• _WHAT THIS TASK INVOLVES_: Each line containing the word "Music" needs to be copied.

• _DATASET CONTENT_:

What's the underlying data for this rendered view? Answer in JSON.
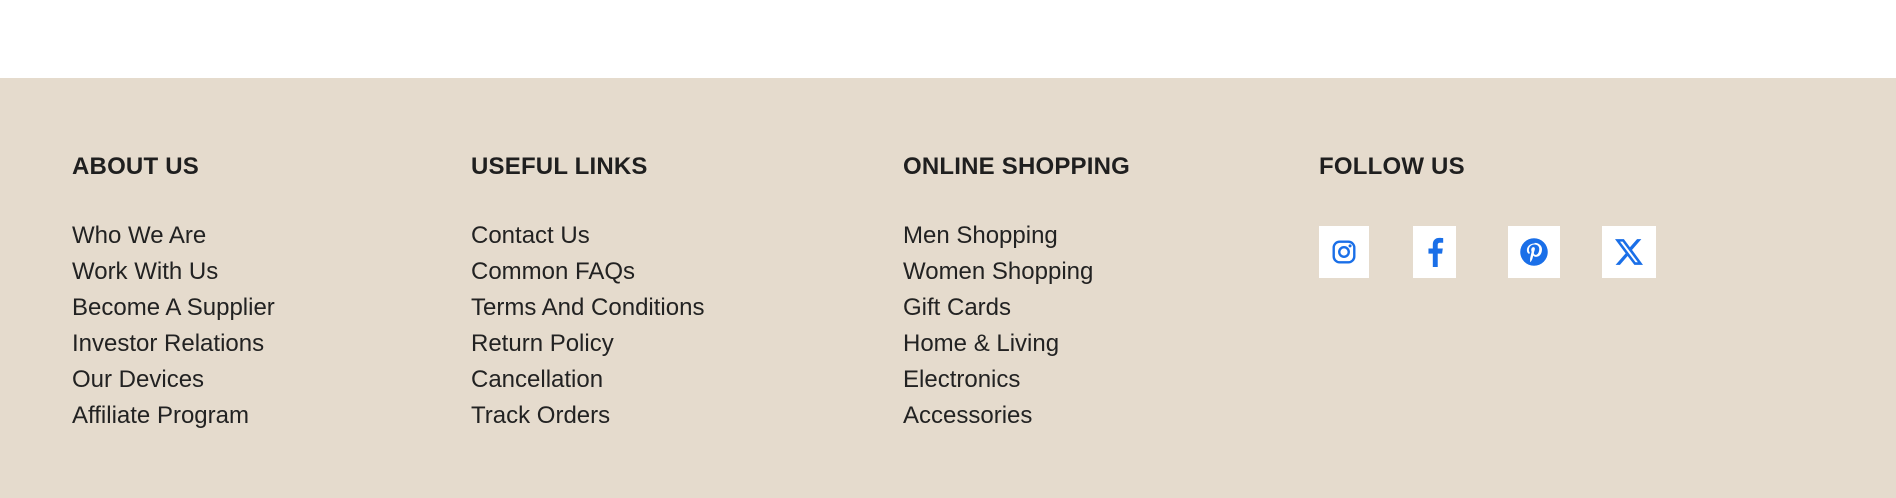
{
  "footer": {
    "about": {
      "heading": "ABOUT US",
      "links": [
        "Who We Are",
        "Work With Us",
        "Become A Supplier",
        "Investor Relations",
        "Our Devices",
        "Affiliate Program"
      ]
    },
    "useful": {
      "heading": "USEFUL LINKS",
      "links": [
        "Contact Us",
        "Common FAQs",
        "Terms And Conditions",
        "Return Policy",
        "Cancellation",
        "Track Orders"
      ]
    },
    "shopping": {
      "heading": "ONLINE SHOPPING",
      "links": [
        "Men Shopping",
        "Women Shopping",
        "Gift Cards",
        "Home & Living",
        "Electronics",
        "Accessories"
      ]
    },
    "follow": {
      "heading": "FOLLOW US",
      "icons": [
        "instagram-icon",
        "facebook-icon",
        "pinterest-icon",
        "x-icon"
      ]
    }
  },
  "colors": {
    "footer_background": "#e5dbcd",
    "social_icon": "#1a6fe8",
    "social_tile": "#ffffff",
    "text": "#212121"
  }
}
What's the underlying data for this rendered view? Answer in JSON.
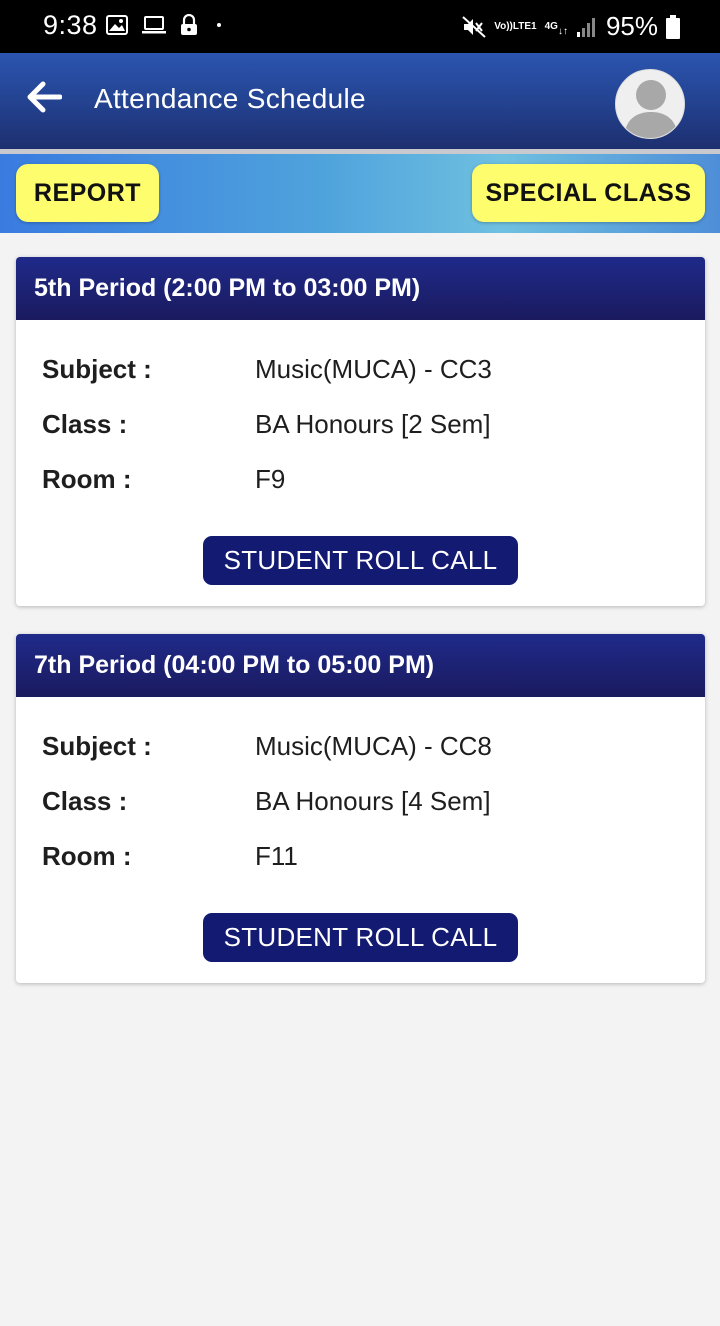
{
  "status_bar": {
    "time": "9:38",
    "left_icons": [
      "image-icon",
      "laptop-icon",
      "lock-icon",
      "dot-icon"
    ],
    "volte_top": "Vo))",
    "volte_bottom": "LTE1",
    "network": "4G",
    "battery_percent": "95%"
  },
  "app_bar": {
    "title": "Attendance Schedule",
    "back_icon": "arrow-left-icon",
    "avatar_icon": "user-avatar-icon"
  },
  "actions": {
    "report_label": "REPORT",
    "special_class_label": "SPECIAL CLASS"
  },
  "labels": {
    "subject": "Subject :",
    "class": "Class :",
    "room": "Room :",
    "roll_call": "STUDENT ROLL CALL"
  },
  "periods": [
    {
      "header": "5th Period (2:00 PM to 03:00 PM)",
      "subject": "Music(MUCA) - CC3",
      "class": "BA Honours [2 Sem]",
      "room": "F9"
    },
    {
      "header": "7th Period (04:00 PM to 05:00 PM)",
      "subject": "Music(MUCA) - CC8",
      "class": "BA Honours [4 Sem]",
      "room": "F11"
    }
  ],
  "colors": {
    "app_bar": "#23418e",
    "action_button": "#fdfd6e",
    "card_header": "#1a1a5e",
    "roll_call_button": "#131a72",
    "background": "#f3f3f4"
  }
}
...
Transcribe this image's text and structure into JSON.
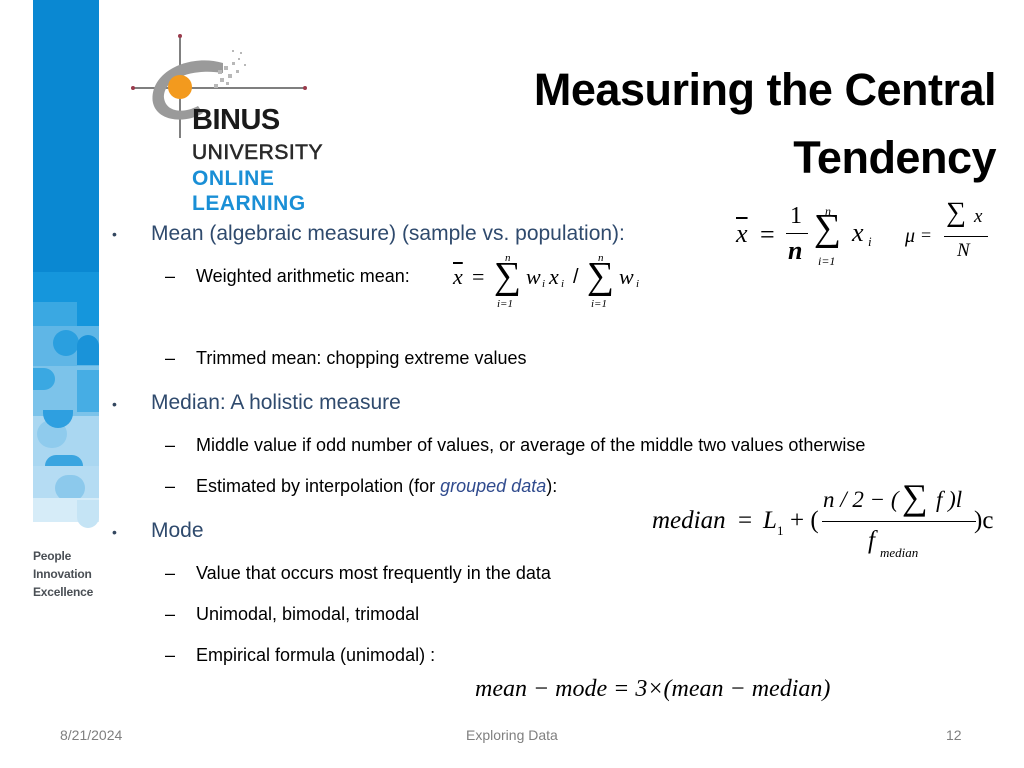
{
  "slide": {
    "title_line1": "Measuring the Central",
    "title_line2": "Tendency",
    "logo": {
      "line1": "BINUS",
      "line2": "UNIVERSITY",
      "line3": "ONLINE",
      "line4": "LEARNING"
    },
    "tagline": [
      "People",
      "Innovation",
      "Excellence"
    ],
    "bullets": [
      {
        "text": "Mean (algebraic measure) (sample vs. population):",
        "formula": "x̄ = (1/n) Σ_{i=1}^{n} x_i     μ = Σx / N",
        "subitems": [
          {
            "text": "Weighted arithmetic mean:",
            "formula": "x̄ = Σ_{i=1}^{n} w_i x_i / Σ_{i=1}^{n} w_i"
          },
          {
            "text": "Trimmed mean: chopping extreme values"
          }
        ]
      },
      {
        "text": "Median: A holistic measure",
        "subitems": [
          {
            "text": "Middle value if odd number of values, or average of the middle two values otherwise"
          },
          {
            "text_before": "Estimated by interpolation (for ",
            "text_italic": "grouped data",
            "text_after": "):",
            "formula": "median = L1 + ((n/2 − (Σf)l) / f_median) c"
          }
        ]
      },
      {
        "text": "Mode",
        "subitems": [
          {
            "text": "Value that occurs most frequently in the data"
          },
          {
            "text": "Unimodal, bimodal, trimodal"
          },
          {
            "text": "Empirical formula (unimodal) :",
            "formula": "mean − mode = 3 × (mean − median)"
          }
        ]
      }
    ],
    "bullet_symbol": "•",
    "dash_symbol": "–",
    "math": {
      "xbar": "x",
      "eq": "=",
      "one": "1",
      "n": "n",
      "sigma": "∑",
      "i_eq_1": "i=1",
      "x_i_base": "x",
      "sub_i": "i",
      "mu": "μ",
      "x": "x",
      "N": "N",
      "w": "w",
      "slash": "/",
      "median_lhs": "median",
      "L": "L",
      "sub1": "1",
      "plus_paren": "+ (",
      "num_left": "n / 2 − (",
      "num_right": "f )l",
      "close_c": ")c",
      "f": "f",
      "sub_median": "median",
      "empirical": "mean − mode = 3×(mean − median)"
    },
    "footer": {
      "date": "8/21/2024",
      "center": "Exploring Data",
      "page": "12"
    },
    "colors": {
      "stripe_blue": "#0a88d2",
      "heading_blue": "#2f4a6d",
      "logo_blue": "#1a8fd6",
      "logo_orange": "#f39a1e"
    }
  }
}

• _ANSWER FOR THIS EXERCISE_:
      "subject": "Music(MUCA) - CC3",
      "subject": "Music(MUCA) - CC8",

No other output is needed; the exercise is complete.